[Begin Given data]

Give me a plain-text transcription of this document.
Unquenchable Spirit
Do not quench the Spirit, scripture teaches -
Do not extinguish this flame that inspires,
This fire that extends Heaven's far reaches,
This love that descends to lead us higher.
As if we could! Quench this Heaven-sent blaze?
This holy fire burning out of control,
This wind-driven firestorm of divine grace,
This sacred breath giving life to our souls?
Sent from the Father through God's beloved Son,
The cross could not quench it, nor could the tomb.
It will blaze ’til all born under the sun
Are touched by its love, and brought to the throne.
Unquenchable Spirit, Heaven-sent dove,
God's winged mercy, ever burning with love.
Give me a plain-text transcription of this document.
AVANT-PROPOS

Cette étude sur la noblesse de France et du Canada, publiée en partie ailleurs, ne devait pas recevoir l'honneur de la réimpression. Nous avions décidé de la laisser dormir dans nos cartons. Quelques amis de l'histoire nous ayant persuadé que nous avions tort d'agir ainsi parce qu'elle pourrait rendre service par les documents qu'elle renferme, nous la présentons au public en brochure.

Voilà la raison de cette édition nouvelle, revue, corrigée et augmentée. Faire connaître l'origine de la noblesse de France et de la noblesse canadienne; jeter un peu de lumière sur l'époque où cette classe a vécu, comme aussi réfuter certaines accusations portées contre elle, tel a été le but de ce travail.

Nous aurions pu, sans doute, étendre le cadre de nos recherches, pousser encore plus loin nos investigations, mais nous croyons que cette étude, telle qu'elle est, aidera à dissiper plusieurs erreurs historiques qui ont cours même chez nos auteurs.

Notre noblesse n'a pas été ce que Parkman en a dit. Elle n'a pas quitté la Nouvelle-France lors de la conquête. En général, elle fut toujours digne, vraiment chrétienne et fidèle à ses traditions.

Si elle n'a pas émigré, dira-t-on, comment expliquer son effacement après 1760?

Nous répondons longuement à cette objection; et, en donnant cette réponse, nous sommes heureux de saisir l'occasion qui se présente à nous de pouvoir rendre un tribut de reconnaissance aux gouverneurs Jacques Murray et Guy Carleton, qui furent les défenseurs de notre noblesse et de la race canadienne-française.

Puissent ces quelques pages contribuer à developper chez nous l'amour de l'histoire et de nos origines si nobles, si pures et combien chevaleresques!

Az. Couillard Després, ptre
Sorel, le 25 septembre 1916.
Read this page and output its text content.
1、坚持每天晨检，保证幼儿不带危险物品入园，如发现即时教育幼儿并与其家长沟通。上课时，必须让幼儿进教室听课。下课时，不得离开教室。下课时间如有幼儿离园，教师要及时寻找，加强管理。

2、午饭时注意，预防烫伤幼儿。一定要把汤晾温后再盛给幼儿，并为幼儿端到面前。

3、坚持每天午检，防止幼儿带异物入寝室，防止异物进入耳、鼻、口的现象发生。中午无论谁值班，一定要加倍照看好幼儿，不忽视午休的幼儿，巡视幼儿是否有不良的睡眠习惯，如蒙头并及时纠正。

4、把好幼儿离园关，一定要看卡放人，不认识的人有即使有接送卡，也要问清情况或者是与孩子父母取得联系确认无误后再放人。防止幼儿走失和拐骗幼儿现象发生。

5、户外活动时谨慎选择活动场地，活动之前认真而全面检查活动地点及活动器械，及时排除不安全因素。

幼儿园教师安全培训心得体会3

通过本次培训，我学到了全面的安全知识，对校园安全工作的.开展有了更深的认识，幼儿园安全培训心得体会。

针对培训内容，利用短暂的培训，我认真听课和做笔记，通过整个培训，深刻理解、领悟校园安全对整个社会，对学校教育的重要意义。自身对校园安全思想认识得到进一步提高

[End Given data]

Give back the whole listing, word for word.

Expected output:
Give me a plain-text transcription of this document.
Unquenchable Spirit
Do not quench the Spirit, scripture teaches -
Do not extinguish this flame that inspires,
This fire that extends Heaven's far reaches,
This love that descends to lead us higher.
As if we could! Quench this Heaven-sent blaze?
This holy fire burning out of control,
This wind-driven firestorm of divine grace,
This sacred breath giving life to our souls?
Sent from the Father through God's beloved Son,
The cross could not quench it, nor could the tomb.
It will blaze ’til all born under the sun
Are touched by its love, and brought to the throne.
Unquenchable Spirit, Heaven-sent dove,
God's winged mercy, ever burning with love.
Give me a plain-text transcription of this document.
AVANT-PROPOS

Cette étude sur la noblesse de France et du Canada, publiée en partie ailleurs, ne devait pas recevoir l'honneur de la réimpression. Nous avions décidé de la laisser dormir dans nos cartons. Quelques amis de l'histoire nous ayant persuadé que nous avions tort d'agir ainsi parce qu'elle pourrait rendre service par les documents qu'elle renferme, nous la présentons au public en brochure.

Voilà la raison de cette édition nouvelle, revue, corrigée et augmentée. Faire connaître l'origine de la noblesse de France et de la noblesse canadienne; jeter un peu de lumière sur l'époque où cette classe a vécu, comme aussi réfuter certaines accusations portées contre elle, tel a été le but de ce travail.

Nous aurions pu, sans doute, étendre le cadre de nos recherches, pousser encore plus loin nos investigations, mais nous croyons que cette étude, telle qu'elle est, aidera à dissiper plusieurs erreurs historiques qui ont cours même chez nos auteurs.

Notre noblesse n'a pas été ce que Parkman en a dit. Elle n'a pas quitté la Nouvelle-France lors de la conquête. En général, elle fut toujours digne, vraiment chrétienne et fidèle à ses traditions.

Si elle n'a pas émigré, dira-t-on, comment expliquer son effacement après 1760?

Nous répondons longuement à cette objection; et, en donnant cette réponse, nous sommes heureux de saisir l'occasion qui se présente à nous de pouvoir rendre un tribut de reconnaissance aux gouverneurs Jacques Murray et Guy Carleton, qui furent les défenseurs de notre noblesse et de la race canadienne-française.

Puissent ces quelques pages contribuer à developper chez nous l'amour de l'histoire et de nos origines si nobles, si pures et combien chevaleresques!

Az. Couillard Després, ptre
Sorel, le 25 septembre 1916.
Read this page and output its text content.
1、坚持每天晨检，保证幼儿不带危险物品入园，如发现即时教育幼儿并与其家长沟通。上课时，必须让幼儿进教室听课。下课时，不得离开教室。下课时间如有幼儿离园，教师要及时寻找，加强管理。

2、午饭时注意，预防烫伤幼儿。一定要把汤晾温后再盛给幼儿，并为幼儿端到面前。

3、坚持每天午检，防止幼儿带异物入寝室，防止异物进入耳、鼻、口的现象发生。中午无论谁值班，一定要加倍照看好幼儿，不忽视午休的幼儿，巡视幼儿是否有不良的睡眠习惯，如蒙头并及时纠正。

4、把好幼儿离园关，一定要看卡放人，不认识的人有即使有接送卡，也要问清情况或者是与孩子父母取得联系确认无误后再放人。防止幼儿走失和拐骗幼儿现象发生。

5、户外活动时谨慎选择活动场地，活动之前认真而全面检查活动地点及活动器械，及时排除不安全因素。

幼儿园教师安全培训心得体会3

通过本次培训，我学到了全面的安全知识，对校园安全工作的.开展有了更深的认识，幼儿园安全培训心得体会。

针对培训内容，利用短暂的培训，我认真听课和做笔记，通过整个培训，深刻理解、领悟校园安全对整个社会，对学校教育的重要意义。自身对校园安全思想认识得到进一步提高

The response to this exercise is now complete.